:: Records to process ::
--*--

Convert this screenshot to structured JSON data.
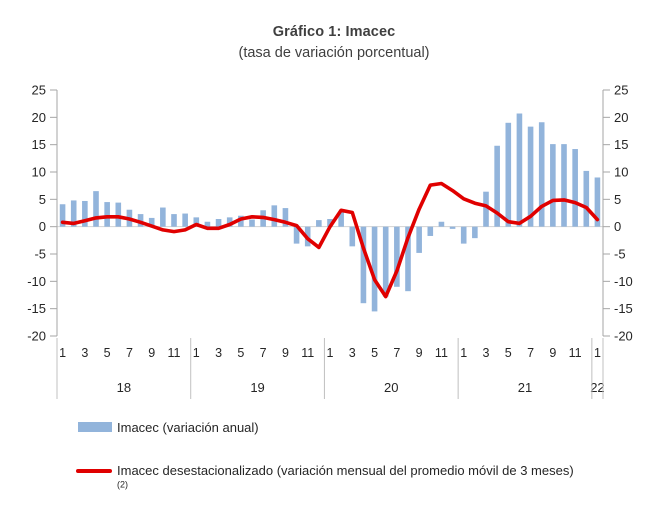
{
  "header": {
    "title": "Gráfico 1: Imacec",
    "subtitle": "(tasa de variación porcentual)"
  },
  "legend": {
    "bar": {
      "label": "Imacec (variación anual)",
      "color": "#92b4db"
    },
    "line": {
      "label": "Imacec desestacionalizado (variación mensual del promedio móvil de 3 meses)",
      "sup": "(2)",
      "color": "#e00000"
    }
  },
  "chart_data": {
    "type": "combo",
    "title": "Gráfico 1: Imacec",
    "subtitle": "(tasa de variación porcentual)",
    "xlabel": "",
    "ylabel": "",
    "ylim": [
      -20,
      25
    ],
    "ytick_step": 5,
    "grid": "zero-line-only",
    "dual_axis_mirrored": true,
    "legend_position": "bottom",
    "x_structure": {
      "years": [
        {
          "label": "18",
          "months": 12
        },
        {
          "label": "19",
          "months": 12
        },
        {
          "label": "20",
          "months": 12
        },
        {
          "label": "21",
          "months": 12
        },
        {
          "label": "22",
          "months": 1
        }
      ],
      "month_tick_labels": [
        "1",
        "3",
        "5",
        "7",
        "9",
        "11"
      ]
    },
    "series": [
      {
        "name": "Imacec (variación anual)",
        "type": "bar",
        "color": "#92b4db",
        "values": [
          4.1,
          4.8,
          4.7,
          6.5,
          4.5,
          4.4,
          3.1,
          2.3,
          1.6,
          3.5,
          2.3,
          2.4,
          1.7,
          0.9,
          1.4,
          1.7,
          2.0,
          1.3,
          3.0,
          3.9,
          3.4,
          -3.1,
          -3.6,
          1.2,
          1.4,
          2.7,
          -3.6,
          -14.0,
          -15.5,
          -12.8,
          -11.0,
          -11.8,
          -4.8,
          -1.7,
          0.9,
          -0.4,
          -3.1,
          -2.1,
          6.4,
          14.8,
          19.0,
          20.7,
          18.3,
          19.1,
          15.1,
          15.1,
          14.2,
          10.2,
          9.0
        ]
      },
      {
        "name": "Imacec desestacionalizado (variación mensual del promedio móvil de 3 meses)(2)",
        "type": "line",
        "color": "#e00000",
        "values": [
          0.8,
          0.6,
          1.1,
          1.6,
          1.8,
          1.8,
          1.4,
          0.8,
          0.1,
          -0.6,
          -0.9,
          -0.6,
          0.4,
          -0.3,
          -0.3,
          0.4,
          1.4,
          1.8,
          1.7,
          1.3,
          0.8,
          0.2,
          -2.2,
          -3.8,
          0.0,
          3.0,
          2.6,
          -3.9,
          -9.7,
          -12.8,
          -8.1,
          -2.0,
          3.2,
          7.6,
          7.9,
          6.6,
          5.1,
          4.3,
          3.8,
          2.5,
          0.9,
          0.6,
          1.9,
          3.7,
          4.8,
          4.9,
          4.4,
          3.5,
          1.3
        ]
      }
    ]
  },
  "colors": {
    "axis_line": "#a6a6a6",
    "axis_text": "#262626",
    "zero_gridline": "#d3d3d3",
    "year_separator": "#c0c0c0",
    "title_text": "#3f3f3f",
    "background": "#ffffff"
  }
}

--*--

:: Goal ::
Give back every line exactly as it stands, pictures excluded.

:: Exercise result ::
Convert this screenshot to structured JSON data.
{
  "header": {
    "title": "Gráfico 1: Imacec",
    "subtitle": "(tasa de variación porcentual)"
  },
  "legend": {
    "bar": {
      "label": "Imacec (variación anual)",
      "color": "#92b4db"
    },
    "line": {
      "label": "Imacec desestacionalizado (variación mensual del promedio móvil de 3 meses)",
      "sup": "(2)",
      "color": "#e00000"
    }
  },
  "chart_data": {
    "type": "combo",
    "title": "Gráfico 1: Imacec",
    "subtitle": "(tasa de variación porcentual)",
    "xlabel": "",
    "ylabel": "",
    "ylim": [
      -20,
      25
    ],
    "ytick_step": 5,
    "grid": "zero-line-only",
    "dual_axis_mirrored": true,
    "legend_position": "bottom",
    "x_structure": {
      "years": [
        {
          "label": "18",
          "months": 12
        },
        {
          "label": "19",
          "months": 12
        },
        {
          "label": "20",
          "months": 12
        },
        {
          "label": "21",
          "months": 12
        },
        {
          "label": "22",
          "months": 1
        }
      ],
      "month_tick_labels": [
        "1",
        "3",
        "5",
        "7",
        "9",
        "11"
      ]
    },
    "series": [
      {
        "name": "Imacec (variación anual)",
        "type": "bar",
        "color": "#92b4db",
        "values": [
          4.1,
          4.8,
          4.7,
          6.5,
          4.5,
          4.4,
          3.1,
          2.3,
          1.6,
          3.5,
          2.3,
          2.4,
          1.7,
          0.9,
          1.4,
          1.7,
          2.0,
          1.3,
          3.0,
          3.9,
          3.4,
          -3.1,
          -3.6,
          1.2,
          1.4,
          2.7,
          -3.6,
          -14.0,
          -15.5,
          -12.8,
          -11.0,
          -11.8,
          -4.8,
          -1.7,
          0.9,
          -0.4,
          -3.1,
          -2.1,
          6.4,
          14.8,
          19.0,
          20.7,
          18.3,
          19.1,
          15.1,
          15.1,
          14.2,
          10.2,
          9.0
        ]
      },
      {
        "name": "Imacec desestacionalizado (variación mensual del promedio móvil de 3 meses)(2)",
        "type": "line",
        "color": "#e00000",
        "values": [
          0.8,
          0.6,
          1.1,
          1.6,
          1.8,
          1.8,
          1.4,
          0.8,
          0.1,
          -0.6,
          -0.9,
          -0.6,
          0.4,
          -0.3,
          -0.3,
          0.4,
          1.4,
          1.8,
          1.7,
          1.3,
          0.8,
          0.2,
          -2.2,
          -3.8,
          0.0,
          3.0,
          2.6,
          -3.9,
          -9.7,
          -12.8,
          -8.1,
          -2.0,
          3.2,
          7.6,
          7.9,
          6.6,
          5.1,
          4.3,
          3.8,
          2.5,
          0.9,
          0.6,
          1.9,
          3.7,
          4.8,
          4.9,
          4.4,
          3.5,
          1.3
        ]
      }
    ]
  },
  "colors": {
    "axis_line": "#a6a6a6",
    "axis_text": "#262626",
    "zero_gridline": "#d3d3d3",
    "year_separator": "#c0c0c0",
    "title_text": "#3f3f3f",
    "background": "#ffffff"
  }
}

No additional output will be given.